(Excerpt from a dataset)
▼
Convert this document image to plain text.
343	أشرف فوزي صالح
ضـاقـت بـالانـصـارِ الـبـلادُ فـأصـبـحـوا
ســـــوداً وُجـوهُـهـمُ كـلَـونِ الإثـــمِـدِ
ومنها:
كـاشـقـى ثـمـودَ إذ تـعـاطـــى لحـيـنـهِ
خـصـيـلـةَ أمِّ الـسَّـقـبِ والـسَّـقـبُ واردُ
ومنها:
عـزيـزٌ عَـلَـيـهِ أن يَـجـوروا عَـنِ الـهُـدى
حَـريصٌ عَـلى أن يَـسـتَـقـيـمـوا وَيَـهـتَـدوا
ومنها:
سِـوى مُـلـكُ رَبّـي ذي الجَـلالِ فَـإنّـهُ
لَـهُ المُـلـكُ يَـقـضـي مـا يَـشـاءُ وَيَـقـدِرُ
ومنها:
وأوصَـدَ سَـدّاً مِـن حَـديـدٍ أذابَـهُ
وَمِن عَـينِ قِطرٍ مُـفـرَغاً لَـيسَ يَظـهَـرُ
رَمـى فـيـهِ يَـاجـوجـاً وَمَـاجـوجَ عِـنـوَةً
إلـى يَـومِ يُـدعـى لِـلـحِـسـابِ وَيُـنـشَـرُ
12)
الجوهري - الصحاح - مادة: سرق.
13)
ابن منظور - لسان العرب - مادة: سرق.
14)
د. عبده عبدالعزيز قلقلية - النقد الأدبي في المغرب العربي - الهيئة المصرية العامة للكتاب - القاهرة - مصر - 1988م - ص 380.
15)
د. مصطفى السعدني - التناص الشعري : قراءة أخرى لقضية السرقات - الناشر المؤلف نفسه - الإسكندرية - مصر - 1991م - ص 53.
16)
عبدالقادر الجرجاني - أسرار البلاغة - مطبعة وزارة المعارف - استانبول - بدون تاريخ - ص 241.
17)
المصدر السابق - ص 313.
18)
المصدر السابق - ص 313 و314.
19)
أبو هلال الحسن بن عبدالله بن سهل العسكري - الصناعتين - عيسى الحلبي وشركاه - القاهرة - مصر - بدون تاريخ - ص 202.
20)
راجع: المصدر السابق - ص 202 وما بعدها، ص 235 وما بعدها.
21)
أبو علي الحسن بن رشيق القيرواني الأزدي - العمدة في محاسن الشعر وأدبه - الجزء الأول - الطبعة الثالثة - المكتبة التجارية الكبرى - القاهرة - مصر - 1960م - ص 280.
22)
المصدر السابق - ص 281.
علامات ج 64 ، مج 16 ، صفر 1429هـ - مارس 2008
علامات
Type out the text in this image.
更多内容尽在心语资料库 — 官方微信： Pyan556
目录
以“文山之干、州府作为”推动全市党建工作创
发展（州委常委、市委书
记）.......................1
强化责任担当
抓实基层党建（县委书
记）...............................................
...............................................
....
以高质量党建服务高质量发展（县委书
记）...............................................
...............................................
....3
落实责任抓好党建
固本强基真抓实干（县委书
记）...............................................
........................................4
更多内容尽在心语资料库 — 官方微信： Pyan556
▲
◆ **What this task involves**
Copy out all of the records above with nothing altered.

◆ **Task output**
Convert this document image to plain text.
343	أشرف فوزي صالح
ضـاقـت بـالانـصـارِ الـبـلادُ فـأصـبـحـوا
ســـــوداً وُجـوهُـهـمُ كـلَـونِ الإثـــمِـدِ
ومنها:
كـاشـقـى ثـمـودَ إذ تـعـاطـــى لحـيـنـهِ
خـصـيـلـةَ أمِّ الـسَّـقـبِ والـسَّـقـبُ واردُ
ومنها:
عـزيـزٌ عَـلَـيـهِ أن يَـجـوروا عَـنِ الـهُـدى
حَـريصٌ عَـلى أن يَـسـتَـقـيـمـوا وَيَـهـتَـدوا
ومنها:
سِـوى مُـلـكُ رَبّـي ذي الجَـلالِ فَـإنّـهُ
لَـهُ المُـلـكُ يَـقـضـي مـا يَـشـاءُ وَيَـقـدِرُ
ومنها:
وأوصَـدَ سَـدّاً مِـن حَـديـدٍ أذابَـهُ
وَمِن عَـينِ قِطرٍ مُـفـرَغاً لَـيسَ يَظـهَـرُ
رَمـى فـيـهِ يَـاجـوجـاً وَمَـاجـوجَ عِـنـوَةً
إلـى يَـومِ يُـدعـى لِـلـحِـسـابِ وَيُـنـشَـرُ
12)
الجوهري - الصحاح - مادة: سرق.
13)
ابن منظور - لسان العرب - مادة: سرق.
14)
د. عبده عبدالعزيز قلقلية - النقد الأدبي في المغرب العربي - الهيئة المصرية العامة للكتاب - القاهرة - مصر - 1988م - ص 380.
15)
د. مصطفى السعدني - التناص الشعري : قراءة أخرى لقضية السرقات - الناشر المؤلف نفسه - الإسكندرية - مصر - 1991م - ص 53.
16)
عبدالقادر الجرجاني - أسرار البلاغة - مطبعة وزارة المعارف - استانبول - بدون تاريخ - ص 241.
17)
المصدر السابق - ص 313.
18)
المصدر السابق - ص 313 و314.
19)
أبو هلال الحسن بن عبدالله بن سهل العسكري - الصناعتين - عيسى الحلبي وشركاه - القاهرة - مصر - بدون تاريخ - ص 202.
20)
راجع: المصدر السابق - ص 202 وما بعدها، ص 235 وما بعدها.
21)
أبو علي الحسن بن رشيق القيرواني الأزدي - العمدة في محاسن الشعر وأدبه - الجزء الأول - الطبعة الثالثة - المكتبة التجارية الكبرى - القاهرة - مصر - 1960م - ص 280.
22)
المصدر السابق - ص 281.
علامات ج 64 ، مج 16 ، صفر 1429هـ - مارس 2008
علامات
Type out the text in this image.
更多内容尽在心语资料库 — 官方微信： Pyan556
目录
以“文山之干、州府作为”推动全市党建工作创
发展（州委常委、市委书
记）.......................1
强化责任担当
抓实基层党建（县委书
记）...............................................
...............................................
....
以高质量党建服务高质量发展（县委书
记）...............................................
...............................................
....3
落实责任抓好党建
固本强基真抓实干（县委书
记）...............................................
........................................4
更多内容尽在心语资料库 — 官方微信： Pyan556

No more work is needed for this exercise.